■ **LISTING**:
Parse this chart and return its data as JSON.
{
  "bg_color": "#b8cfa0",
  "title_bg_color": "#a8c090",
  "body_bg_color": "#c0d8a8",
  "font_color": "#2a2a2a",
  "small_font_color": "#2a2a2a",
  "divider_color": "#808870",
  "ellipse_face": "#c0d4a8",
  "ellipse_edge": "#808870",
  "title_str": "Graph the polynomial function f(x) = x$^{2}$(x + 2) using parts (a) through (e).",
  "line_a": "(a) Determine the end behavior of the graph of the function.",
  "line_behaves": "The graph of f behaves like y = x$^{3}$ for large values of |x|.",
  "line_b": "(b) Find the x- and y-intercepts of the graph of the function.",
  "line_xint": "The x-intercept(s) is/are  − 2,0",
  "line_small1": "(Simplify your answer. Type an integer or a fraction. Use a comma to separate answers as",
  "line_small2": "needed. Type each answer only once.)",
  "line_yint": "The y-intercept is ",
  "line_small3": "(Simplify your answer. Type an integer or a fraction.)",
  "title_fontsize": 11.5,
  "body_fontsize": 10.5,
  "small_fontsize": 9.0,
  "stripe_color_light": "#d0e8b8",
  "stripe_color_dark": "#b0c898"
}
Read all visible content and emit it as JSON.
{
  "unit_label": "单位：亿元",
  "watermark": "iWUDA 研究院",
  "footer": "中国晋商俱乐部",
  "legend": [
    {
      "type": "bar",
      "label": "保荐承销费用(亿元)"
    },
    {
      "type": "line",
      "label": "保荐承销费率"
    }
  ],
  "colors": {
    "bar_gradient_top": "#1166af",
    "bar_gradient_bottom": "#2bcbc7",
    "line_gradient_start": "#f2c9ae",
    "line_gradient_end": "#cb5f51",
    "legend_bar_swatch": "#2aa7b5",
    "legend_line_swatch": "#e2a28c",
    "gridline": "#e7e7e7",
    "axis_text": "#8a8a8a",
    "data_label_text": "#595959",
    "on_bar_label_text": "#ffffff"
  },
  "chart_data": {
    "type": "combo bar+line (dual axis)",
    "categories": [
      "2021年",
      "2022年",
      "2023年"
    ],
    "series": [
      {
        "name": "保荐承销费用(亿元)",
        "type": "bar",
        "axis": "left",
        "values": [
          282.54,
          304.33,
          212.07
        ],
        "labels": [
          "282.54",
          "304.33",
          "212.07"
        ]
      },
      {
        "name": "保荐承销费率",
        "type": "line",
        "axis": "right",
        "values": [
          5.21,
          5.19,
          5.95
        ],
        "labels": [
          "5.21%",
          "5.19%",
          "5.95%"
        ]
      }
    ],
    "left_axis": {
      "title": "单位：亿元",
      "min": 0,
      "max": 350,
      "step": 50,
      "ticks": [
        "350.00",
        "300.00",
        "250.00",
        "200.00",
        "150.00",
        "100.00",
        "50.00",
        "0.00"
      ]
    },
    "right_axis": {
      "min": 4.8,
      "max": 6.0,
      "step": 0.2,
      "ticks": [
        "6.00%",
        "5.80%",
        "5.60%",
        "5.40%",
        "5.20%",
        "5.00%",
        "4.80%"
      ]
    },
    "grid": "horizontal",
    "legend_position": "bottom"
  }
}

■ **INSTRUCTIONS TO FOLLOW**: Every line above needs to be retyped exactly.

■ **ANSWER TO THIS TASK**:
Parse this chart and return its data as JSON.
{
  "bg_color": "#b8cfa0",
  "title_bg_color": "#a8c090",
  "body_bg_color": "#c0d8a8",
  "font_color": "#2a2a2a",
  "small_font_color": "#2a2a2a",
  "divider_color": "#808870",
  "ellipse_face": "#c0d4a8",
  "ellipse_edge": "#808870",
  "title_str": "Graph the polynomial function f(x) = x$^{2}$(x + 2) using parts (a) through (e).",
  "line_a": "(a) Determine the end behavior of the graph of the function.",
  "line_behaves": "The graph of f behaves like y = x$^{3}$ for large values of |x|.",
  "line_b": "(b) Find the x- and y-intercepts of the graph of the function.",
  "line_xint": "The x-intercept(s) is/are  − 2,0",
  "line_small1": "(Simplify your answer. Type an integer or a fraction. Use a comma to separate answers as",
  "line_small2": "needed. Type each answer only once.)",
  "line_yint": "The y-intercept is ",
  "line_small3": "(Simplify your answer. Type an integer or a fraction.)",
  "title_fontsize": 11.5,
  "body_fontsize": 10.5,
  "small_fontsize": 9.0,
  "stripe_color_light": "#d0e8b8",
  "stripe_color_dark": "#b0c898"
}
Read all visible content and emit it as JSON.
{
  "unit_label": "单位：亿元",
  "watermark": "iWUDA 研究院",
  "footer": "中国晋商俱乐部",
  "legend": [
    {
      "type": "bar",
      "label": "保荐承销费用(亿元)"
    },
    {
      "type": "line",
      "label": "保荐承销费率"
    }
  ],
  "colors": {
    "bar_gradient_top": "#1166af",
    "bar_gradient_bottom": "#2bcbc7",
    "line_gradient_start": "#f2c9ae",
    "line_gradient_end": "#cb5f51",
    "legend_bar_swatch": "#2aa7b5",
    "legend_line_swatch": "#e2a28c",
    "gridline": "#e7e7e7",
    "axis_text": "#8a8a8a",
    "data_label_text": "#595959",
    "on_bar_label_text": "#ffffff"
  },
  "chart_data": {
    "type": "combo bar+line (dual axis)",
    "categories": [
      "2021年",
      "2022年",
      "2023年"
    ],
    "series": [
      {
        "name": "保荐承销费用(亿元)",
        "type": "bar",
        "axis": "left",
        "values": [
          282.54,
          304.33,
          212.07
        ],
        "labels": [
          "282.54",
          "304.33",
          "212.07"
        ]
      },
      {
        "name": "保荐承销费率",
        "type": "line",
        "axis": "right",
        "values": [
          5.21,
          5.19,
          5.95
        ],
        "labels": [
          "5.21%",
          "5.19%",
          "5.95%"
        ]
      }
    ],
    "left_axis": {
      "title": "单位：亿元",
      "min": 0,
      "max": 350,
      "step": 50,
      "ticks": [
        "350.00",
        "300.00",
        "250.00",
        "200.00",
        "150.00",
        "100.00",
        "50.00",
        "0.00"
      ]
    },
    "right_axis": {
      "min": 4.8,
      "max": 6.0,
      "step": 0.2,
      "ticks": [
        "6.00%",
        "5.80%",
        "5.60%",
        "5.40%",
        "5.20%",
        "5.00%",
        "4.80%"
      ]
    },
    "grid": "horizontal",
    "legend_position": "bottom"
  }
}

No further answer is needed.